Provided information start
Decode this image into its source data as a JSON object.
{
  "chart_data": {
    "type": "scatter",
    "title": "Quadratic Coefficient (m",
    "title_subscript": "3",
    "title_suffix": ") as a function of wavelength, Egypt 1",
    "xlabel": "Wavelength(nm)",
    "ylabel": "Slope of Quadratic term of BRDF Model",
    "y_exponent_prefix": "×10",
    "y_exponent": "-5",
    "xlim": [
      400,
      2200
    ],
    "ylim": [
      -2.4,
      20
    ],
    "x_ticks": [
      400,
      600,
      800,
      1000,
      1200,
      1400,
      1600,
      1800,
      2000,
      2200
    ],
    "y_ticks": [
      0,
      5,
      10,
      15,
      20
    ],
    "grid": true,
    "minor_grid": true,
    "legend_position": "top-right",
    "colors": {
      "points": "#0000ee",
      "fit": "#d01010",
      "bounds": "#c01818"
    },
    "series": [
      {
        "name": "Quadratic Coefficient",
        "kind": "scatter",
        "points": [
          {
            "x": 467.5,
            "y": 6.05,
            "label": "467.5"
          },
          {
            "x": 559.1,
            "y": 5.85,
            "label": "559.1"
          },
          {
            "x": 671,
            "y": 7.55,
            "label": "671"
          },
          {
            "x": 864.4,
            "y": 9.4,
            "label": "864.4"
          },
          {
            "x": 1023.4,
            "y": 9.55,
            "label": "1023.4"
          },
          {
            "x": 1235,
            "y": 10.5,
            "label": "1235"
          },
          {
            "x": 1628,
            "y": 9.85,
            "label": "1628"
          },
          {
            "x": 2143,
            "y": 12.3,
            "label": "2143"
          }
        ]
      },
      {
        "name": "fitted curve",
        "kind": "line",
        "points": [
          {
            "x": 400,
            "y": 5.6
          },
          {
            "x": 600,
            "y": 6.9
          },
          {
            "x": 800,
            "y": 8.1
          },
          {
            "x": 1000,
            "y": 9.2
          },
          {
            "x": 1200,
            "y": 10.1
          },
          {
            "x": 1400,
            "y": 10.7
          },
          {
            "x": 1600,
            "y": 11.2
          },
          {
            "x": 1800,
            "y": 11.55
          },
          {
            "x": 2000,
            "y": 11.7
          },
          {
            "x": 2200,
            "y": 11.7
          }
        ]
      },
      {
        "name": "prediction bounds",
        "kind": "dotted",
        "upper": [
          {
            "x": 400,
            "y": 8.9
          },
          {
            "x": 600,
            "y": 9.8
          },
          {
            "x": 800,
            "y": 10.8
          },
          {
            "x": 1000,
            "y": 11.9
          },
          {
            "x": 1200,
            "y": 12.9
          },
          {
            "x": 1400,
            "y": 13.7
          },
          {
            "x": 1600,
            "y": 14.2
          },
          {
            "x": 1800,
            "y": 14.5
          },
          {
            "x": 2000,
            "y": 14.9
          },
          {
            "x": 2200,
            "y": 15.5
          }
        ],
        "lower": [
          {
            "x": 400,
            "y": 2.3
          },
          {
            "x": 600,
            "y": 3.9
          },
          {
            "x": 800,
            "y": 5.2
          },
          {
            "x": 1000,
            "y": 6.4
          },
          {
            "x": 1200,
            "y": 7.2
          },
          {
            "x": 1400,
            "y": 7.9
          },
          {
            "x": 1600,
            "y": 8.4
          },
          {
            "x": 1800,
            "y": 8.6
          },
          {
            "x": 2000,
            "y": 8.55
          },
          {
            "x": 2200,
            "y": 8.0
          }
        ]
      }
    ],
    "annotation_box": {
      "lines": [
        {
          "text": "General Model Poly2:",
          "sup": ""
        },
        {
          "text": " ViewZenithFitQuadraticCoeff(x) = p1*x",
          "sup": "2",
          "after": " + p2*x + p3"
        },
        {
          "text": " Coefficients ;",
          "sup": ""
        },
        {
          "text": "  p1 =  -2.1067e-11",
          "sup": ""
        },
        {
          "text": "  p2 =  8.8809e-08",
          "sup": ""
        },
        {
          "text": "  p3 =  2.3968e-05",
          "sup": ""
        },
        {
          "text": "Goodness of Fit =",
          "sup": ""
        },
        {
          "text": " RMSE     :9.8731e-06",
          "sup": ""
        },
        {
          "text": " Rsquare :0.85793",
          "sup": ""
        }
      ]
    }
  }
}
Provided information end
Extract each line of the material exactly as it stands.

Decode this image into its source data as a JSON object.
{
  "chart_data": {
    "type": "scatter",
    "title": "Quadratic Coefficient (m",
    "title_subscript": "3",
    "title_suffix": ") as a function of wavelength, Egypt 1",
    "xlabel": "Wavelength(nm)",
    "ylabel": "Slope of Quadratic term of BRDF Model",
    "y_exponent_prefix": "×10",
    "y_exponent": "-5",
    "xlim": [
      400,
      2200
    ],
    "ylim": [
      -2.4,
      20
    ],
    "x_ticks": [
      400,
      600,
      800,
      1000,
      1200,
      1400,
      1600,
      1800,
      2000,
      2200
    ],
    "y_ticks": [
      0,
      5,
      10,
      15,
      20
    ],
    "grid": true,
    "minor_grid": true,
    "legend_position": "top-right",
    "colors": {
      "points": "#0000ee",
      "fit": "#d01010",
      "bounds": "#c01818"
    },
    "series": [
      {
        "name": "Quadratic Coefficient",
        "kind": "scatter",
        "points": [
          {
            "x": 467.5,
            "y": 6.05,
            "label": "467.5"
          },
          {
            "x": 559.1,
            "y": 5.85,
            "label": "559.1"
          },
          {
            "x": 671,
            "y": 7.55,
            "label": "671"
          },
          {
            "x": 864.4,
            "y": 9.4,
            "label": "864.4"
          },
          {
            "x": 1023.4,
            "y": 9.55,
            "label": "1023.4"
          },
          {
            "x": 1235,
            "y": 10.5,
            "label": "1235"
          },
          {
            "x": 1628,
            "y": 9.85,
            "label": "1628"
          },
          {
            "x": 2143,
            "y": 12.3,
            "label": "2143"
          }
        ]
      },
      {
        "name": "fitted curve",
        "kind": "line",
        "points": [
          {
            "x": 400,
            "y": 5.6
          },
          {
            "x": 600,
            "y": 6.9
          },
          {
            "x": 800,
            "y": 8.1
          },
          {
            "x": 1000,
            "y": 9.2
          },
          {
            "x": 1200,
            "y": 10.1
          },
          {
            "x": 1400,
            "y": 10.7
          },
          {
            "x": 1600,
            "y": 11.2
          },
          {
            "x": 1800,
            "y": 11.55
          },
          {
            "x": 2000,
            "y": 11.7
          },
          {
            "x": 2200,
            "y": 11.7
          }
        ]
      },
      {
        "name": "prediction bounds",
        "kind": "dotted",
        "upper": [
          {
            "x": 400,
            "y": 8.9
          },
          {
            "x": 600,
            "y": 9.8
          },
          {
            "x": 800,
            "y": 10.8
          },
          {
            "x": 1000,
            "y": 11.9
          },
          {
            "x": 1200,
            "y": 12.9
          },
          {
            "x": 1400,
            "y": 13.7
          },
          {
            "x": 1600,
            "y": 14.2
          },
          {
            "x": 1800,
            "y": 14.5
          },
          {
            "x": 2000,
            "y": 14.9
          },
          {
            "x": 2200,
            "y": 15.5
          }
        ],
        "lower": [
          {
            "x": 400,
            "y": 2.3
          },
          {
            "x": 600,
            "y": 3.9
          },
          {
            "x": 800,
            "y": 5.2
          },
          {
            "x": 1000,
            "y": 6.4
          },
          {
            "x": 1200,
            "y": 7.2
          },
          {
            "x": 1400,
            "y": 7.9
          },
          {
            "x": 1600,
            "y": 8.4
          },
          {
            "x": 1800,
            "y": 8.6
          },
          {
            "x": 2000,
            "y": 8.55
          },
          {
            "x": 2200,
            "y": 8.0
          }
        ]
      }
    ],
    "annotation_box": {
      "lines": [
        {
          "text": "General Model Poly2:",
          "sup": ""
        },
        {
          "text": " ViewZenithFitQuadraticCoeff(x) = p1*x",
          "sup": "2",
          "after": " + p2*x + p3"
        },
        {
          "text": " Coefficients ;",
          "sup": ""
        },
        {
          "text": "  p1 =  -2.1067e-11",
          "sup": ""
        },
        {
          "text": "  p2 =  8.8809e-08",
          "sup": ""
        },
        {
          "text": "  p3 =  2.3968e-05",
          "sup": ""
        },
        {
          "text": "Goodness of Fit =",
          "sup": ""
        },
        {
          "text": " RMSE     :9.8731e-06",
          "sup": ""
        },
        {
          "text": " Rsquare :0.85793",
          "sup": ""
        }
      ]
    }
  }
}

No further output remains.